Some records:
---
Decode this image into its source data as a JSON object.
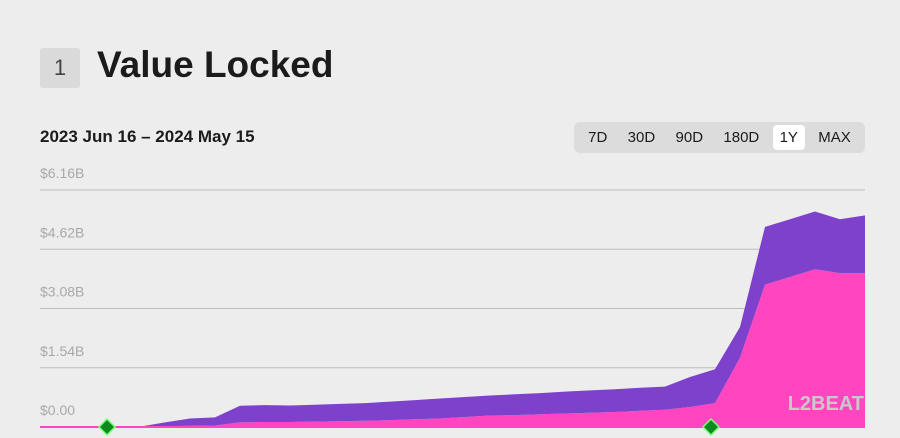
{
  "header": {
    "rank": "1",
    "title": "Value Locked"
  },
  "date_range": "2023 Jun 16 – 2024 May 15",
  "ranges": [
    "7D",
    "30D",
    "90D",
    "180D",
    "1Y",
    "MAX"
  ],
  "active_range": "1Y",
  "watermark": "L2BEAT",
  "chart_data": {
    "type": "area",
    "stacked": true,
    "series": [
      {
        "color": "#ff46c0",
        "values": [
          0,
          0,
          0,
          0,
          0,
          20000000,
          30000000,
          40000000,
          120000000,
          130000000,
          130000000,
          140000000,
          150000000,
          160000000,
          180000000,
          200000000,
          220000000,
          260000000,
          300000000,
          310000000,
          330000000,
          350000000,
          370000000,
          390000000,
          420000000,
          450000000,
          520000000,
          620000000,
          1800000000,
          3700000000,
          3900000000,
          4100000000,
          4000000000,
          4000000000
        ]
      },
      {
        "color": "#7e41cc",
        "values": [
          0,
          0,
          0,
          0,
          10000000,
          100000000,
          190000000,
          210000000,
          430000000,
          440000000,
          430000000,
          440000000,
          450000000,
          460000000,
          480000000,
          500000000,
          520000000,
          520000000,
          520000000,
          540000000,
          550000000,
          570000000,
          580000000,
          590000000,
          600000000,
          600000000,
          780000000,
          880000000,
          800000000,
          1500000000,
          1500000000,
          1500000000,
          1400000000,
          1500000000
        ]
      }
    ],
    "ylim": [
      0,
      6160000000
    ],
    "yticks": [
      {
        "value": 0,
        "label": "$0.00"
      },
      {
        "value": 1540000000,
        "label": "$1.54B"
      },
      {
        "value": 3080000000,
        "label": "$3.08B"
      },
      {
        "value": 4620000000,
        "label": "$4.62B"
      },
      {
        "value": 6160000000,
        "label": "$6.16B"
      }
    ],
    "grid": true
  }
}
---
- _What to work on_
With the pictures left out, transcribe the material exactly.

- _Exercise result_
Decode this image into its source data as a JSON object.
{
  "header": {
    "rank": "1",
    "title": "Value Locked"
  },
  "date_range": "2023 Jun 16 – 2024 May 15",
  "ranges": [
    "7D",
    "30D",
    "90D",
    "180D",
    "1Y",
    "MAX"
  ],
  "active_range": "1Y",
  "watermark": "L2BEAT",
  "chart_data": {
    "type": "area",
    "stacked": true,
    "series": [
      {
        "color": "#ff46c0",
        "values": [
          0,
          0,
          0,
          0,
          0,
          20000000,
          30000000,
          40000000,
          120000000,
          130000000,
          130000000,
          140000000,
          150000000,
          160000000,
          180000000,
          200000000,
          220000000,
          260000000,
          300000000,
          310000000,
          330000000,
          350000000,
          370000000,
          390000000,
          420000000,
          450000000,
          520000000,
          620000000,
          1800000000,
          3700000000,
          3900000000,
          4100000000,
          4000000000,
          4000000000
        ]
      },
      {
        "color": "#7e41cc",
        "values": [
          0,
          0,
          0,
          0,
          10000000,
          100000000,
          190000000,
          210000000,
          430000000,
          440000000,
          430000000,
          440000000,
          450000000,
          460000000,
          480000000,
          500000000,
          520000000,
          520000000,
          520000000,
          540000000,
          550000000,
          570000000,
          580000000,
          590000000,
          600000000,
          600000000,
          780000000,
          880000000,
          800000000,
          1500000000,
          1500000000,
          1500000000,
          1400000000,
          1500000000
        ]
      }
    ],
    "ylim": [
      0,
      6160000000
    ],
    "yticks": [
      {
        "value": 0,
        "label": "$0.00"
      },
      {
        "value": 1540000000,
        "label": "$1.54B"
      },
      {
        "value": 3080000000,
        "label": "$3.08B"
      },
      {
        "value": 4620000000,
        "label": "$4.62B"
      },
      {
        "value": 6160000000,
        "label": "$6.16B"
      }
    ],
    "grid": true
  }
}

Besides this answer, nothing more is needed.